**PROVIDED DATA**
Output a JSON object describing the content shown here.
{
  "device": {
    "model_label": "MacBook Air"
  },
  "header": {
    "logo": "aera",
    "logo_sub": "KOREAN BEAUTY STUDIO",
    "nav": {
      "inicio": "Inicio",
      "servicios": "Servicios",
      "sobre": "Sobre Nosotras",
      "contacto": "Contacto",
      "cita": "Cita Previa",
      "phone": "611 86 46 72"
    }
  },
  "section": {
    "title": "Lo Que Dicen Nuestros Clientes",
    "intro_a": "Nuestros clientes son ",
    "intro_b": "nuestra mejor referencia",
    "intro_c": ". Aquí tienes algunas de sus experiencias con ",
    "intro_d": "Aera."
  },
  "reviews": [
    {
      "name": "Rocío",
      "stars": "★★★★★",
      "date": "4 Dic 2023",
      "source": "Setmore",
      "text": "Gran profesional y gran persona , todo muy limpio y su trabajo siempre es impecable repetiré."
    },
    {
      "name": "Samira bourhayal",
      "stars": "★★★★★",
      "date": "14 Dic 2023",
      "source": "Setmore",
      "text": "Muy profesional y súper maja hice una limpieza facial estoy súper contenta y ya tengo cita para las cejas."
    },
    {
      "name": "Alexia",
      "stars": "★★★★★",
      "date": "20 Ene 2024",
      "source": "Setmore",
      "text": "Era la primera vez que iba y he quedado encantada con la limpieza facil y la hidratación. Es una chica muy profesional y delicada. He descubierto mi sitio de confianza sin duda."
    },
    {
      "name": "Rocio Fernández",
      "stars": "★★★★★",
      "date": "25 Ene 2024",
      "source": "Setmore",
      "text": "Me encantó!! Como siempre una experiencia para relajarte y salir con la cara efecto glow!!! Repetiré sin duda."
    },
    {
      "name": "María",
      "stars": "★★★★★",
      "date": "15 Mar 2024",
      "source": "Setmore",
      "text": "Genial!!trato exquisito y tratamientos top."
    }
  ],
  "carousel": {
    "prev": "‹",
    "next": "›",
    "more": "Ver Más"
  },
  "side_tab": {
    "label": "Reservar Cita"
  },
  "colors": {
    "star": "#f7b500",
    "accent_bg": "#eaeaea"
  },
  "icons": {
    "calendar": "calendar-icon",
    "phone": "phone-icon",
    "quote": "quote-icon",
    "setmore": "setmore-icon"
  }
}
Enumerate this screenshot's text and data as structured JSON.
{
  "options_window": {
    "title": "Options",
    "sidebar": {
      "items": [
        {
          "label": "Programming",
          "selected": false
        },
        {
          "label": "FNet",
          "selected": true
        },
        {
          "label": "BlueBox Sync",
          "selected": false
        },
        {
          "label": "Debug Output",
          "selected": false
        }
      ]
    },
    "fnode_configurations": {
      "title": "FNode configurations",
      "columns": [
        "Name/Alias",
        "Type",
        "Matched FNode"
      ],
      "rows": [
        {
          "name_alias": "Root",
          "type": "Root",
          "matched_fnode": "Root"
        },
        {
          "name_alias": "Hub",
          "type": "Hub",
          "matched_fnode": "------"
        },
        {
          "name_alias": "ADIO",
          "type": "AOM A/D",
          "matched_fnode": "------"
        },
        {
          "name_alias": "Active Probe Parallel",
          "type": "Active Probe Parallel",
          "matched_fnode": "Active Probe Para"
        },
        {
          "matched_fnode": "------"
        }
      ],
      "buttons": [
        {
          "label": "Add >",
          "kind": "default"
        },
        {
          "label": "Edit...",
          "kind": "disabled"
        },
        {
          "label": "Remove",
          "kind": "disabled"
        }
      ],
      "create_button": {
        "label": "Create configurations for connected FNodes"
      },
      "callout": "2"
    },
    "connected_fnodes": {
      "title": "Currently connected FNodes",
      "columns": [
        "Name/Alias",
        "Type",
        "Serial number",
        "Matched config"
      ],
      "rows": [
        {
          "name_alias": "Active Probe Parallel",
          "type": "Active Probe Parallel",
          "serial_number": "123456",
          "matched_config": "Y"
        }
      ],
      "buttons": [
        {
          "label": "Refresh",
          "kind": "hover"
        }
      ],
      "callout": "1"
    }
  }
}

**WHAT TO WORK ON**
All of the entries must be quoted exactly; please include each one.

**THE COMPLETED TASK**
Output a JSON object describing the content shown here.
{
  "device": {
    "model_label": "MacBook Air"
  },
  "header": {
    "logo": "aera",
    "logo_sub": "KOREAN BEAUTY STUDIO",
    "nav": {
      "inicio": "Inicio",
      "servicios": "Servicios",
      "sobre": "Sobre Nosotras",
      "contacto": "Contacto",
      "cita": "Cita Previa",
      "phone": "611 86 46 72"
    }
  },
  "section": {
    "title": "Lo Que Dicen Nuestros Clientes",
    "intro_a": "Nuestros clientes son ",
    "intro_b": "nuestra mejor referencia",
    "intro_c": ". Aquí tienes algunas de sus experiencias con ",
    "intro_d": "Aera."
  },
  "reviews": [
    {
      "name": "Rocío",
      "stars": "★★★★★",
      "date": "4 Dic 2023",
      "source": "Setmore",
      "text": "Gran profesional y gran persona , todo muy limpio y su trabajo siempre es impecable repetiré."
    },
    {
      "name": "Samira bourhayal",
      "stars": "★★★★★",
      "date": "14 Dic 2023",
      "source": "Setmore",
      "text": "Muy profesional y súper maja hice una limpieza facial estoy súper contenta y ya tengo cita para las cejas."
    },
    {
      "name": "Alexia",
      "stars": "★★★★★",
      "date": "20 Ene 2024",
      "source": "Setmore",
      "text": "Era la primera vez que iba y he quedado encantada con la limpieza facil y la hidratación. Es una chica muy profesional y delicada. He descubierto mi sitio de confianza sin duda."
    },
    {
      "name": "Rocio Fernández",
      "stars": "★★★★★",
      "date": "25 Ene 2024",
      "source": "Setmore",
      "text": "Me encantó!! Como siempre una experiencia para relajarte y salir con la cara efecto glow!!! Repetiré sin duda."
    },
    {
      "name": "María",
      "stars": "★★★★★",
      "date": "15 Mar 2024",
      "source": "Setmore",
      "text": "Genial!!trato exquisito y tratamientos top."
    }
  ],
  "carousel": {
    "prev": "‹",
    "next": "›",
    "more": "Ver Más"
  },
  "side_tab": {
    "label": "Reservar Cita"
  },
  "colors": {
    "star": "#f7b500",
    "accent_bg": "#eaeaea"
  },
  "icons": {
    "calendar": "calendar-icon",
    "phone": "phone-icon",
    "quote": "quote-icon",
    "setmore": "setmore-icon"
  }
}
Enumerate this screenshot's text and data as structured JSON.
{
  "options_window": {
    "title": "Options",
    "sidebar": {
      "items": [
        {
          "label": "Programming",
          "selected": false
        },
        {
          "label": "FNet",
          "selected": true
        },
        {
          "label": "BlueBox Sync",
          "selected": false
        },
        {
          "label": "Debug Output",
          "selected": false
        }
      ]
    },
    "fnode_configurations": {
      "title": "FNode configurations",
      "columns": [
        "Name/Alias",
        "Type",
        "Matched FNode"
      ],
      "rows": [
        {
          "name_alias": "Root",
          "type": "Root",
          "matched_fnode": "Root"
        },
        {
          "name_alias": "Hub",
          "type": "Hub",
          "matched_fnode": "------"
        },
        {
          "name_alias": "ADIO",
          "type": "AOM A/D",
          "matched_fnode": "------"
        },
        {
          "name_alias": "Active Probe Parallel",
          "type": "Active Probe Parallel",
          "matched_fnode": "Active Probe Para"
        },
        {
          "matched_fnode": "------"
        }
      ],
      "buttons": [
        {
          "label": "Add >",
          "kind": "default"
        },
        {
          "label": "Edit...",
          "kind": "disabled"
        },
        {
          "label": "Remove",
          "kind": "disabled"
        }
      ],
      "create_button": {
        "label": "Create configurations for connected FNodes"
      },
      "callout": "2"
    },
    "connected_fnodes": {
      "title": "Currently connected FNodes",
      "columns": [
        "Name/Alias",
        "Type",
        "Serial number",
        "Matched config"
      ],
      "rows": [
        {
          "name_alias": "Active Probe Parallel",
          "type": "Active Probe Parallel",
          "serial_number": "123456",
          "matched_config": "Y"
        }
      ],
      "buttons": [
        {
          "label": "Refresh",
          "kind": "hover"
        }
      ],
      "callout": "1"
    }
  }
}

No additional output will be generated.